### EXERCISE GOAL
Give back a single number, the count of lines containing the word "Notschlafstelle".

### RECORDED DATA

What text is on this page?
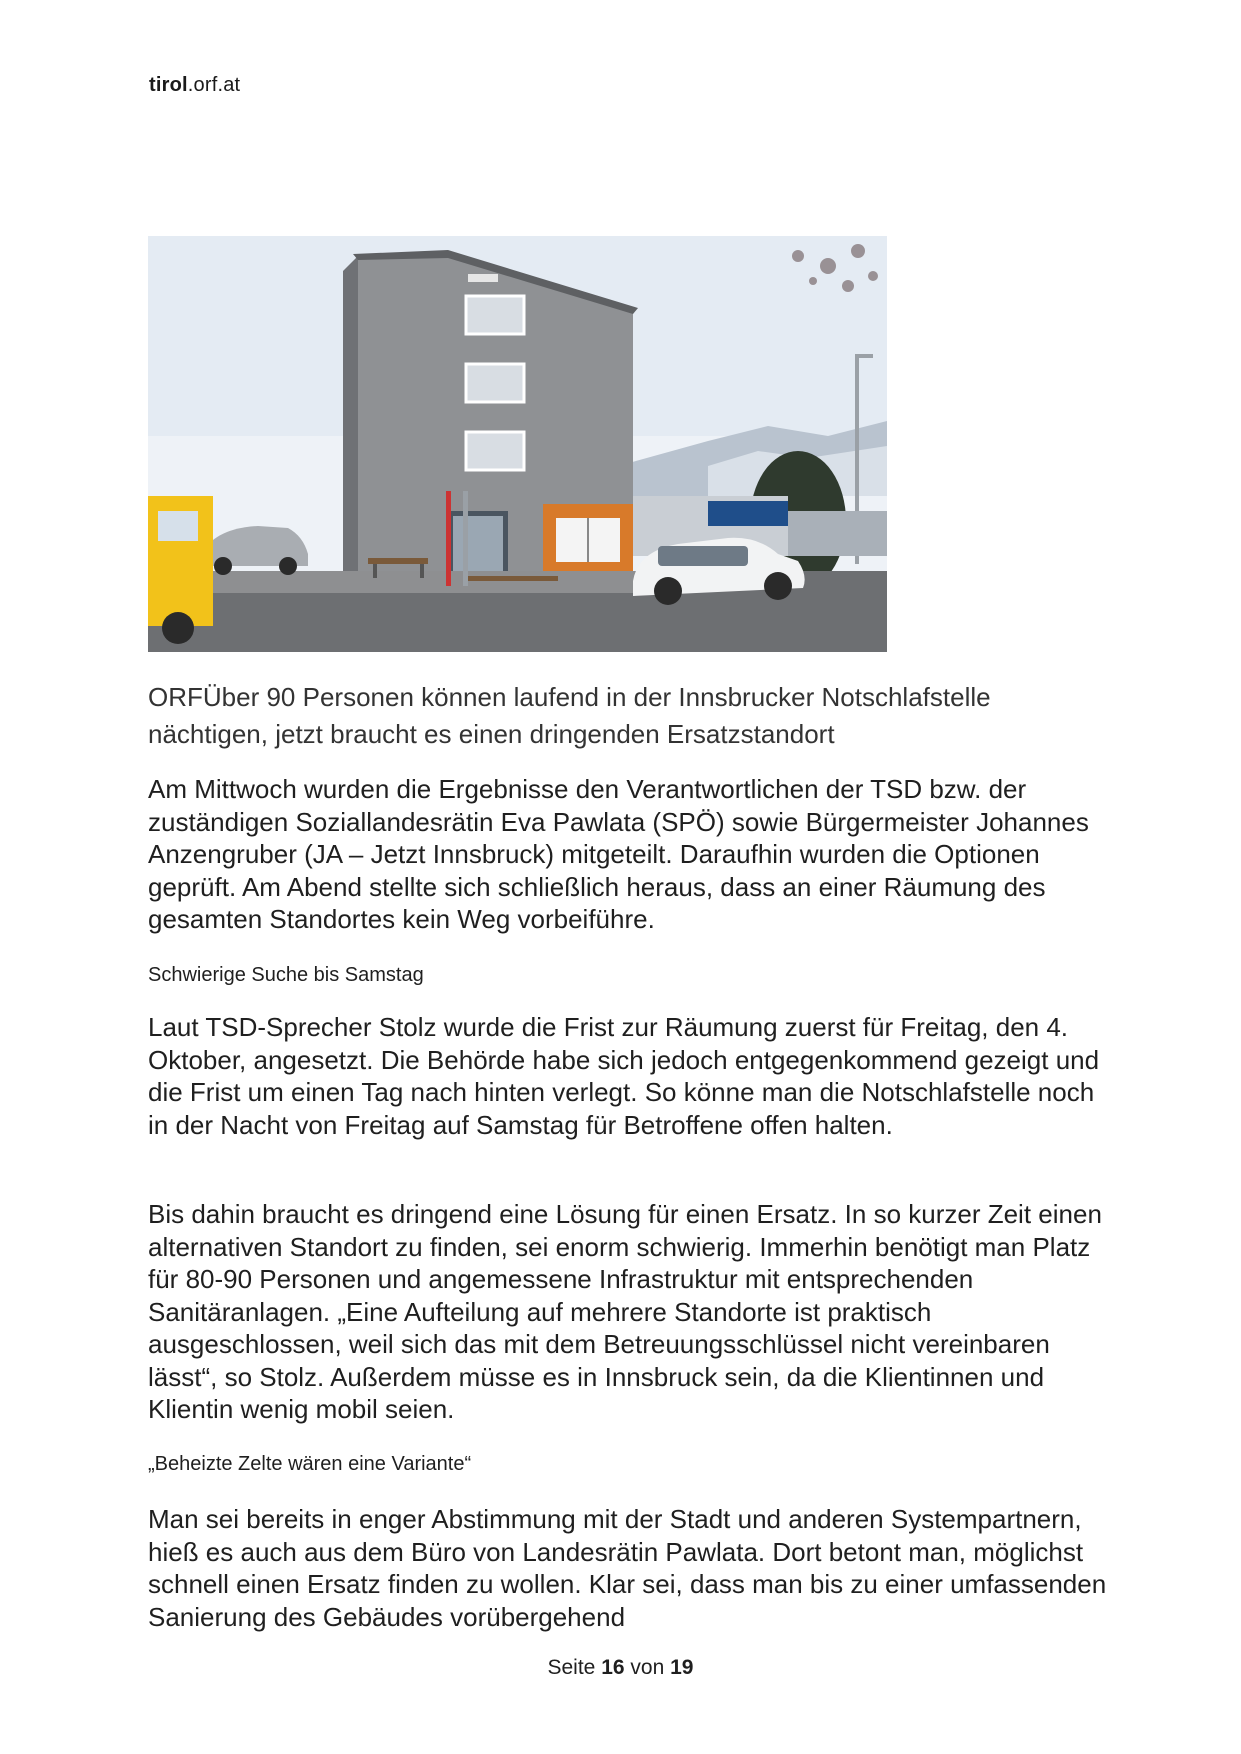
tirol.orf.at
ORFÜber 90 Personen können laufend in der Innsbrucker Notschlafstelle nächtigen, jetzt braucht es einen dringenden Ersatzstandort
Am Mittwoch wurden die Ergebnisse den Verantwortlichen der TSD bzw. der zuständigen Soziallandesrätin Eva Pawlata (SPÖ) sowie Bürgermeister Johannes Anzengruber (JA – Jetzt Innsbruck) mitgeteilt. Daraufhin wurden die Optionen geprüft. Am Abend stellte sich schließlich heraus, dass an einer Räumung des gesamten Standortes kein Weg vorbeiführe.
Schwierige Suche bis Samstag
Laut TSD-Sprecher Stolz wurde die Frist zur Räumung zuerst für Freitag, den 4. Oktober, angesetzt. Die Behörde habe sich jedoch entgegenkommend gezeigt und die Frist um einen Tag nach hinten verlegt. So könne man die Notschlafstelle noch in der Nacht von Freitag auf Samstag für Betroffene offen halten.
Bis dahin braucht es dringend eine Lösung für einen Ersatz. In so kurzer Zeit einen alternativen Standort zu finden, sei enorm schwierig. Immerhin benötigt man Platz für 80-90 Personen und angemessene Infrastruktur mit entsprechenden Sanitäranlagen. „Eine Aufteilung auf mehrere Standorte ist praktisch ausgeschlossen, weil sich das mit dem Betreuungsschlüssel nicht vereinbaren lässt“, so Stolz. Außerdem müsse es in Innsbruck sein, da die Klientinnen und Klientin wenig mobil seien.
„Beheizte Zelte wären eine Variante“
Man sei bereits in enger Abstimmung mit der Stadt und anderen Systempartnern, hieß es auch aus dem Büro von Landesrätin Pawlata. Dort betont man, möglichst schnell einen Ersatz finden zu wollen. Klar sei, dass man bis zu einer umfassenden Sanierung des Gebäudes vorübergehend
Seite 16 von 19
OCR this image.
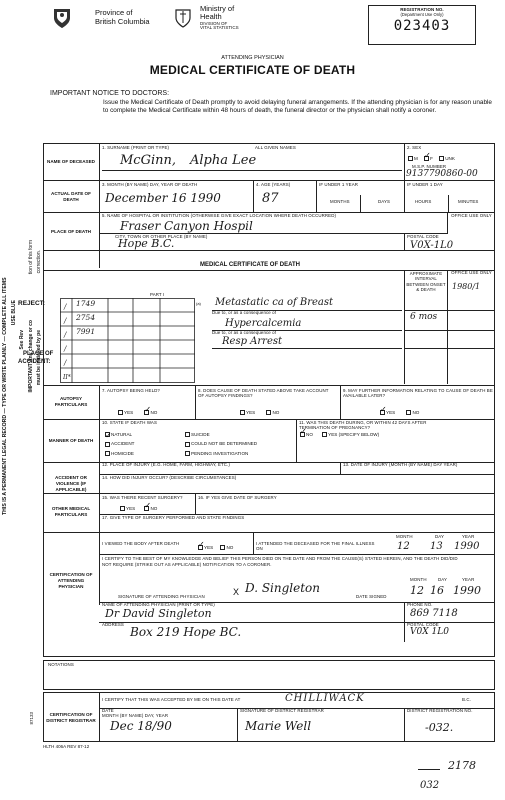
Province of
British Columbia
Ministry of
Health
DIVISION OF
VITAL STATISTICS
REGISTRATION NO.
(Department Use Only)
023403
ATTENDING PHYSICIAN
MEDICAL CERTIFICATE OF DEATH
IMPORTANT NOTICE TO DOCTORS:
Issue the Medical Certificate of Death promptly to avoid delaying funeral arrangements. If the attending physician is for any reason unable to complete the Medical Certificate within 48 hours of death, the funeral director or the physician shall notify a coroner.
THIS IS A PERMANENT LEGAL RECORD — TYPE OR WRITE PLAINLY — COMPLETE ALL ITEMS USE BLUE
See Rev IMPORTANT Any change or co must be initialled by pe
tion of this form correction.
REJECT:
PLACE OF
ACCIDENT:
NAME OF DECEASED
1. SURNAME (PRINT OR TYPE)	ALL GIVEN NAMES
McGinn, Alpha Lee
2. SEX
M ✓	F	UNK
M.S.P. NUMBER
9137790860-00
ACTUAL DATE OF DEATH
3. MONTH (BY NAME) DAY, YEAR OF DEATH
December 16 1990
4. AGE (YEARS)
87
IF UNDER 1 YEAR
MONTHS	DAYS
IF UNDER 1 DAY
HOURS	MINUTES
PLACE OF DEATH
5. NAME OF HOSPITAL OR INSTITUTION (OTHERWISE GIVE EXACT LOCATION WHERE DEATH OCCURRED)
Fraser Canyon Hospil
CITY, TOWN OR OTHER PLACE (BY NAME)
Hope B.C.
OFFICE USE ONLY
POSTAL CODE
V0X-1L0
MEDICAL CERTIFICATE OF DEATH
APPROXIMATE INTERVAL BETWEEN ONSET & DEATH
OFFICE USE ONLY
1980/1
PART I
/
/
/
/
/
II*
1749
2754
7991
(a) Metastatic ca of Breast
Due to, or as a consequence of
Hypercalcemia
Due to, or as a consequence of
Resp Arrest
6 mos
AUTOPSY PARTICULARS
7. AUTOPSY BEING HELD?
YES ✓	NO
8. DOES CAUSE OF DEATH STATED ABOVE TAKE ACCOUNT OF AUTOPSY FINDINGS?
YES	NO
9. MAY FURTHER INFORMATION RELATING TO CAUSE OF DEATH BE AVAILABLE LATER?
✓YES	NO
MANNER OF DEATH
10. STATE IF DEATH WAS
✓NATURAL
ACCIDENT
HOMICIDE
SUICIDE
COULD NOT BE DETERMINED
PENDING INVESTIGATION
11. WAS THIS DEATH DURING, OR WITHIN 42 DAYS AFTER TERMINATION OF PREGNANCY?
✓NO	YES (SPECIFY BELOW)
ACCIDENT OR VIOLENCE (IF APPLICABLE)
12. PLACE OF INJURY (E.G. HOME, FARM, HIGHWAY, ETC.)	13. DATE OF INJURY (MONTH (BY NAME) DAY YEAR)
14. HOW DID INJURY OCCUR? (DESCRIBE CIRCUMSTANCES)
OTHER MEDICAL PARTICULARS
15. WAS THERE RECENT SURGERY?
YES ✓	NO
16. IF YES GIVE DATE OF SURGERY
17. GIVE TYPE OF SURGERY PERFORMED AND STATE FINDINGS
CERTIFICATION OF ATTENDING PHYSICIAN
I VIEWED THE BODY AFTER DEATH
✓YES	NO
I ATTENDED THE DECEASED FOR THE FINAL ILLNESS ON
MONTH	DAY	YEAR
12 13 1990
I CERTIFY TO THE BEST OF MY KNOWLEDGE AND BELIEF THIS PERSON DIED ON THE DATE AND FROM THE CAUSE(S) STATED HEREIN, AND THE DEATH DID/DID NOT REQUIRE (STRIKE OUT AS APPLICABLE) NOTIFICATION TO A CORONER.
MONTH	DAY	YEAR
SIGNATURE OF ATTENDING PHYSICIAN	X D. Singleton
DATE SIGNED 12 16 1990
NAME OF ATTENDING PHYSICIAN (PRINT OR TYPE)
Dr David Singleton
PHONE NO.
869 7118
ADDRESS
Box 219 Hope BC.
POSTAL CODE
V0X 1L0
NOTATIONS
CERTIFICATION OF DISTRICT REGISTRAR
I CERTIFY THAT THIS WAS ACCEPTED BY ME ON THIS DATE AT	CHILLIWACK	B.C.
DATE
MONTH (BY NAME) DAY, YEAR
Dec 18/90
SIGNATURE OF DISTRICT REGISTRAR
Marie Well
DISTRICT REGISTRATION NO.
-032.
HLTH 406A REV 87-12
87133
2178
032
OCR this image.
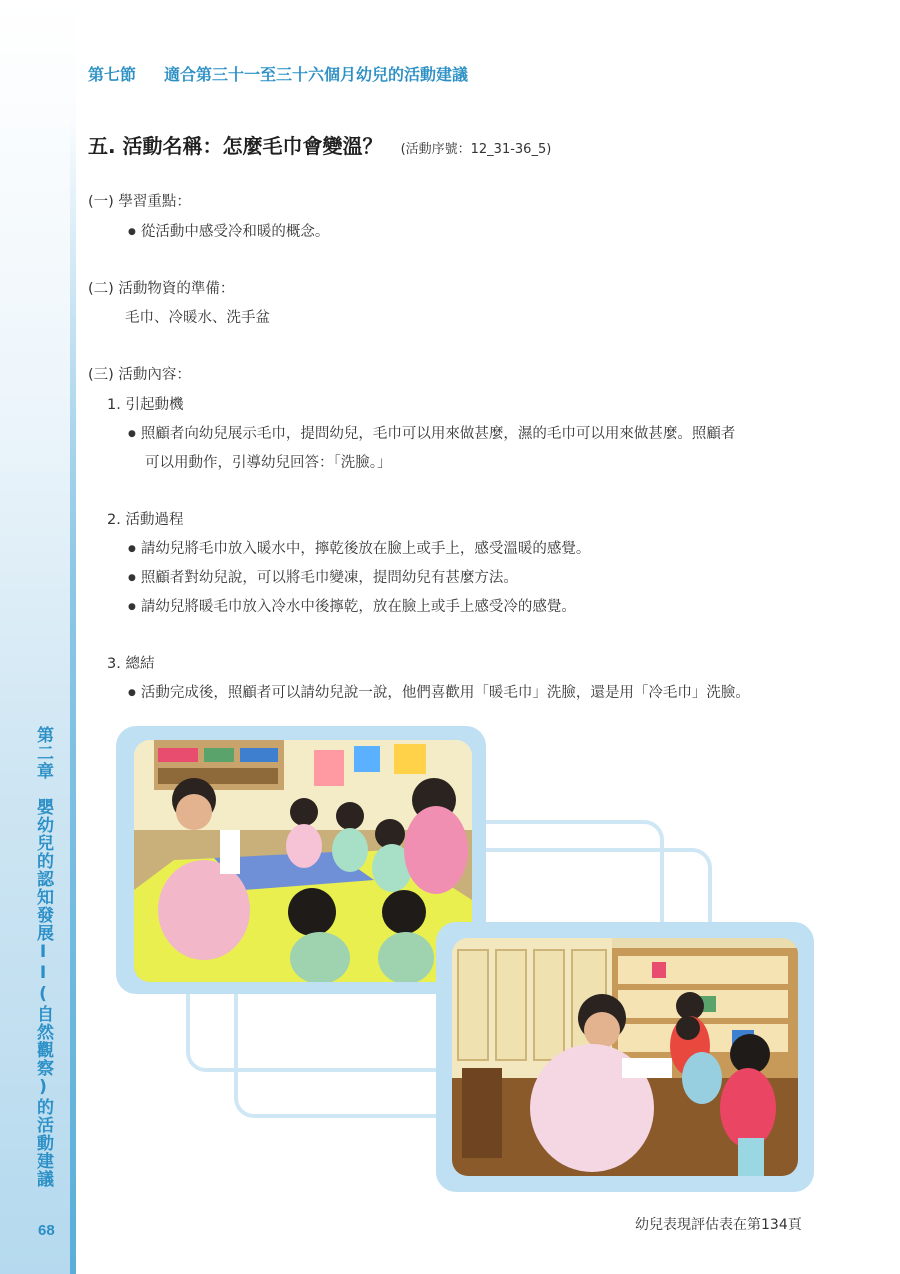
第二章　嬰幼兒的認知發展II(自然觀察)的活動建議
68
第七節 適合第三十一至三十六個月幼兒的活動建議
五. 活動名稱：怎麼毛巾會變溫？ (活動序號：12_31-36_5)
(一) 學習重點：
● 從活動中感受冷和暖的概念。
(二) 活動物資的準備：
毛巾、冷暖水、洗手盆
(三) 活動內容：
1. 引起動機
● 照顧者向幼兒展示毛巾，提問幼兒，毛巾可以用來做甚麼，濕的毛巾可以用來做甚麼。照顧者
可以用動作，引導幼兒回答：「洗臉。」
2. 活動過程
● 請幼兒將毛巾放入暖水中，擰乾後放在臉上或手上，感受溫暖的感覺。
● 照顧者對幼兒說，可以將毛巾變凍，提問幼兒有甚麼方法。
● 請幼兒將暖毛巾放入冷水中後擰乾，放在臉上或手上感受冷的感覺。
3. 總結
● 活動完成後，照顧者可以請幼兒說一說，他們喜歡用「暖毛巾」洗臉，還是用「冷毛巾」洗臉。
幼兒表現評估表在第134頁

### WRITTEN RESPONSE
2